(Records contained in a dataset)
>>>>>
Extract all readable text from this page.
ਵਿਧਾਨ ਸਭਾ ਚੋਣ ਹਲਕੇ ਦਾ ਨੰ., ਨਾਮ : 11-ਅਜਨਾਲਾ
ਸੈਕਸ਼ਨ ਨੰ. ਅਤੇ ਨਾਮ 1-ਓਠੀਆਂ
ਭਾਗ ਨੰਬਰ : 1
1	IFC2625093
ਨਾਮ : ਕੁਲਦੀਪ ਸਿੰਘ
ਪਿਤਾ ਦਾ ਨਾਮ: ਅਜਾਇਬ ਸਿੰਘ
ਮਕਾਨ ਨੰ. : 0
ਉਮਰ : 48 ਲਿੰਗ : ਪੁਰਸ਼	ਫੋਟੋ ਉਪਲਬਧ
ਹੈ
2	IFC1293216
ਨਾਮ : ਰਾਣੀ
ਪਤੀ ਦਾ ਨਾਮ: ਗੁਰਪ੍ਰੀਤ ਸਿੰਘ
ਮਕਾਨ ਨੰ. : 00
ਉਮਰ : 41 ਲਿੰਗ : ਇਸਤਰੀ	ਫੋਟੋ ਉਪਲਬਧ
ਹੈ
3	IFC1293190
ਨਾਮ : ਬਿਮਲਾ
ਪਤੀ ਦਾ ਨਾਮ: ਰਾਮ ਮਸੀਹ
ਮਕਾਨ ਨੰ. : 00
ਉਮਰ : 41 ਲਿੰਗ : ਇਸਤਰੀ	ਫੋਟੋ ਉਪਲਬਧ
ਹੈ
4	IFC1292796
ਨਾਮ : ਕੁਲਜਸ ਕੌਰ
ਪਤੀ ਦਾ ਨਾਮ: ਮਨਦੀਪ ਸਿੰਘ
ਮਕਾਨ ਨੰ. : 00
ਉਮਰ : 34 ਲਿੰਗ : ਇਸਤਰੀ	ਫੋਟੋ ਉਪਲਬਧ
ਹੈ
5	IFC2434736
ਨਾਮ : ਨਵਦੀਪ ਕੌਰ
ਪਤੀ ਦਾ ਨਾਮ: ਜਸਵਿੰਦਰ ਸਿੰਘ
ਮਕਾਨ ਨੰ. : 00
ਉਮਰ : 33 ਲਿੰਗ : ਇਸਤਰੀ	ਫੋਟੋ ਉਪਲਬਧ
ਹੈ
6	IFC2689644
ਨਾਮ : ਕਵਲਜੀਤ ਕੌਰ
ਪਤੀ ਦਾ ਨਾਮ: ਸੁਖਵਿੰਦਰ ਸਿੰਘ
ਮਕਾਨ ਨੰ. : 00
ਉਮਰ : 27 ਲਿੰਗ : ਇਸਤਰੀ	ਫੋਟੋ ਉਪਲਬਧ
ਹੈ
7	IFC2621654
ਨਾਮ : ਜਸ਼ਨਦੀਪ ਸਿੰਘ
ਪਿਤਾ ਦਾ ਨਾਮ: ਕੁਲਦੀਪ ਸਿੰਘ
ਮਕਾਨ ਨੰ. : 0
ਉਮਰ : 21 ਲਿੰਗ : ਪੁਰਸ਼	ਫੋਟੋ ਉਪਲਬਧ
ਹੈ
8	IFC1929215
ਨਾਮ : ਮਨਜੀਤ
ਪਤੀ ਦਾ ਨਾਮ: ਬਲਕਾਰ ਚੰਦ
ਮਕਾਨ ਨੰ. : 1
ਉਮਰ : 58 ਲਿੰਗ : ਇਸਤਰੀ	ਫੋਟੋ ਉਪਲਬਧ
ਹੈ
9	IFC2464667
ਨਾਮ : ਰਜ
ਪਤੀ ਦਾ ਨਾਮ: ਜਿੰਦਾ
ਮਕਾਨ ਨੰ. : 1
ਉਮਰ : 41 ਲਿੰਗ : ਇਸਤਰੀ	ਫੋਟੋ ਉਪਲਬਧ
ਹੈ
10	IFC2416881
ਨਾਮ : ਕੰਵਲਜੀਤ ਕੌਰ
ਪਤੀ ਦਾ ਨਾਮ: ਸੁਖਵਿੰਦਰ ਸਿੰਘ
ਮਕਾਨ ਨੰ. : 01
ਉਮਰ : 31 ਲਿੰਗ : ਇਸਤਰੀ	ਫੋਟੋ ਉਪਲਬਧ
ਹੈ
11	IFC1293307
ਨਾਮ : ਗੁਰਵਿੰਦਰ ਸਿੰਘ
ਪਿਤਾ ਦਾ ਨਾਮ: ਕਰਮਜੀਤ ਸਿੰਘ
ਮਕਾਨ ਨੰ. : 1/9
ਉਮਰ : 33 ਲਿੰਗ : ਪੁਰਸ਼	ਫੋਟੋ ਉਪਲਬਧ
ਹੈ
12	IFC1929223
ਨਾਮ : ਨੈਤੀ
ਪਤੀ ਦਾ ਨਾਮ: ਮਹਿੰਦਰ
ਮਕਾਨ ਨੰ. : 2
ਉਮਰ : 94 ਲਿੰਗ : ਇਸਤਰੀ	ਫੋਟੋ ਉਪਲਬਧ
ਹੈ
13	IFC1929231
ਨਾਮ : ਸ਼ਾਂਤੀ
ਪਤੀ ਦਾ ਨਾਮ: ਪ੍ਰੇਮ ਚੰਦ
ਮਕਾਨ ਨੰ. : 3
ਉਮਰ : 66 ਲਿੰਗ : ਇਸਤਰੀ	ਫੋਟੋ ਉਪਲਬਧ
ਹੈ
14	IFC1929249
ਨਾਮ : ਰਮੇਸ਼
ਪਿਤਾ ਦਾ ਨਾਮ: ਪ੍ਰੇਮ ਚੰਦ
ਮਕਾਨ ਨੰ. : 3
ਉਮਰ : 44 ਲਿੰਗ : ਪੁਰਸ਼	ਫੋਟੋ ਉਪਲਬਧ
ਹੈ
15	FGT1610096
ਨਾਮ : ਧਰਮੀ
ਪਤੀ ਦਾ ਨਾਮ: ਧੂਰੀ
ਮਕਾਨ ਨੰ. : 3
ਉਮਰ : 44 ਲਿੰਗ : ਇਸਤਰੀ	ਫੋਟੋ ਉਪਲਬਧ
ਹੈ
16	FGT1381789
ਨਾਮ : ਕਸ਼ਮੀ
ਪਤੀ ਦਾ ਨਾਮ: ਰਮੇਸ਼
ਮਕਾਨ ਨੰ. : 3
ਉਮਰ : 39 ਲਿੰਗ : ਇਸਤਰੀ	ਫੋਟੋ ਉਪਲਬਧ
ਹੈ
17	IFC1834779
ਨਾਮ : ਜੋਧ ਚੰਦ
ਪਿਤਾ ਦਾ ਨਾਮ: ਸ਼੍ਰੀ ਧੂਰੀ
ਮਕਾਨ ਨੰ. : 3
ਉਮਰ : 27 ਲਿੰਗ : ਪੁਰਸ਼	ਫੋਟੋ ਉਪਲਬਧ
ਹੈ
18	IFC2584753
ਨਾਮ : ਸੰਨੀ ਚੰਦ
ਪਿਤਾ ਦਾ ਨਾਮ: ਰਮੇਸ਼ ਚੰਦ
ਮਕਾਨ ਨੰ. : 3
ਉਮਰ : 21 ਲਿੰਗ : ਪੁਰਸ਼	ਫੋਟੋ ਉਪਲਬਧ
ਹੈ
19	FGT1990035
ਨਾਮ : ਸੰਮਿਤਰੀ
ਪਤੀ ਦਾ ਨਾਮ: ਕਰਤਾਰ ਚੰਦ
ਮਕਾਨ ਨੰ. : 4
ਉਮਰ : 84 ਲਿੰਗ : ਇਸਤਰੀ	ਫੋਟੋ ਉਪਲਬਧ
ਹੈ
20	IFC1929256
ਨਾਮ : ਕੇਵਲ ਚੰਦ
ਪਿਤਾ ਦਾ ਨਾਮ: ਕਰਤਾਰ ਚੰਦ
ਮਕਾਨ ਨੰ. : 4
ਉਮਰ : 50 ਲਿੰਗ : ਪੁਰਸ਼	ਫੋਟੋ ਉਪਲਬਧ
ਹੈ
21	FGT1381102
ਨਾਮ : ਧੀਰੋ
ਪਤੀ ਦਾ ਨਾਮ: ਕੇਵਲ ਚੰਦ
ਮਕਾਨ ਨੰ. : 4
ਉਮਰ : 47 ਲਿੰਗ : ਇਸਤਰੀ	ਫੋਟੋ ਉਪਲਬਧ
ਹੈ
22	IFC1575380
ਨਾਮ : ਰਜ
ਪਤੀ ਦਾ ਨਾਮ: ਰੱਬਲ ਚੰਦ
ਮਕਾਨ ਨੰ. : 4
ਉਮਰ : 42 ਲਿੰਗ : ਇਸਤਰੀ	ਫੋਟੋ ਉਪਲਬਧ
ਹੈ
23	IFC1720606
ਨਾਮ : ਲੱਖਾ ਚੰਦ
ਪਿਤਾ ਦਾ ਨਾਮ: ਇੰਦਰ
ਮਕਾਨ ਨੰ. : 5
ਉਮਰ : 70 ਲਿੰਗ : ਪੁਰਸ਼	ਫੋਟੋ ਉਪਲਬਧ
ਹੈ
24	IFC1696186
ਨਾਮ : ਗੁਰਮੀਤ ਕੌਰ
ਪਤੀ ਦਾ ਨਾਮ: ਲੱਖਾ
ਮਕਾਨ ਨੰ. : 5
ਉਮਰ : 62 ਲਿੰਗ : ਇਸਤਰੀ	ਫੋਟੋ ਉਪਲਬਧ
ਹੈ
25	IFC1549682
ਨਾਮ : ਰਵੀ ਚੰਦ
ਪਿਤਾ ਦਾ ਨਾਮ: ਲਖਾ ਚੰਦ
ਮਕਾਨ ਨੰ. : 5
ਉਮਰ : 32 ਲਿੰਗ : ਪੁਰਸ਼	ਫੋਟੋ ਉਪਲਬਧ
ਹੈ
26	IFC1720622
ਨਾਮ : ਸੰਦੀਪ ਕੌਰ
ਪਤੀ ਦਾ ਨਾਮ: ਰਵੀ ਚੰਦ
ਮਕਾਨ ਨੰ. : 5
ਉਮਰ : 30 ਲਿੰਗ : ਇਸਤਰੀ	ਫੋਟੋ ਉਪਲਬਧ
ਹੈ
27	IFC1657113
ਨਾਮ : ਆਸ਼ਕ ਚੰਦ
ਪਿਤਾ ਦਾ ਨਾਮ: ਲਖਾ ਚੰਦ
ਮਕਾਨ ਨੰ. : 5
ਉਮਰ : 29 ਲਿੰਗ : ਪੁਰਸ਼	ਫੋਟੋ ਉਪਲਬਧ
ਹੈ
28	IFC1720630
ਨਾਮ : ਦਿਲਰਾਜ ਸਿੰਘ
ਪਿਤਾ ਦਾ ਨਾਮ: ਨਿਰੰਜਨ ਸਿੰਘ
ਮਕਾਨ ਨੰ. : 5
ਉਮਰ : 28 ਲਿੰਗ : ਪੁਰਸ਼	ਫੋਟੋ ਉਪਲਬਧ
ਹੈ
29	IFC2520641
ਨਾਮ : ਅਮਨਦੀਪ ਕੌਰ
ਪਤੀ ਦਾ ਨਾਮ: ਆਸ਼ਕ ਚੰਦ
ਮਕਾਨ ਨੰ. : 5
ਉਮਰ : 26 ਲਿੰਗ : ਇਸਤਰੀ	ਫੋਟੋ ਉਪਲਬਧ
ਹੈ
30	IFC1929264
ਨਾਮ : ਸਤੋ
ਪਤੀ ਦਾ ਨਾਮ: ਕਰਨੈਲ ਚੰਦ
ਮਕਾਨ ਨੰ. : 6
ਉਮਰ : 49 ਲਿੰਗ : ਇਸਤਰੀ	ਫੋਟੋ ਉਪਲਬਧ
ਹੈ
<<<<<
>>>>>
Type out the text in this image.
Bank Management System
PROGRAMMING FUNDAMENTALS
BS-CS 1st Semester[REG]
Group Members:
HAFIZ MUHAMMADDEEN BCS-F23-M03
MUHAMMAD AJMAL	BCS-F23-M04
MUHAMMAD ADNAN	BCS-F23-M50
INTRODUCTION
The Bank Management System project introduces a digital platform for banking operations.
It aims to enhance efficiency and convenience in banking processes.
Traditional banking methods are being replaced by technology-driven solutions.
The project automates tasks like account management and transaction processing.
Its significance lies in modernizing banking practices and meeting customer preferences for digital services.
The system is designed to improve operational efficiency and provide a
<<<<<
__TASK DETAILS__. Count the lines above that contain the word "digital". Give only the number.

__ANSWER FOR THIS EXERCISE__. 2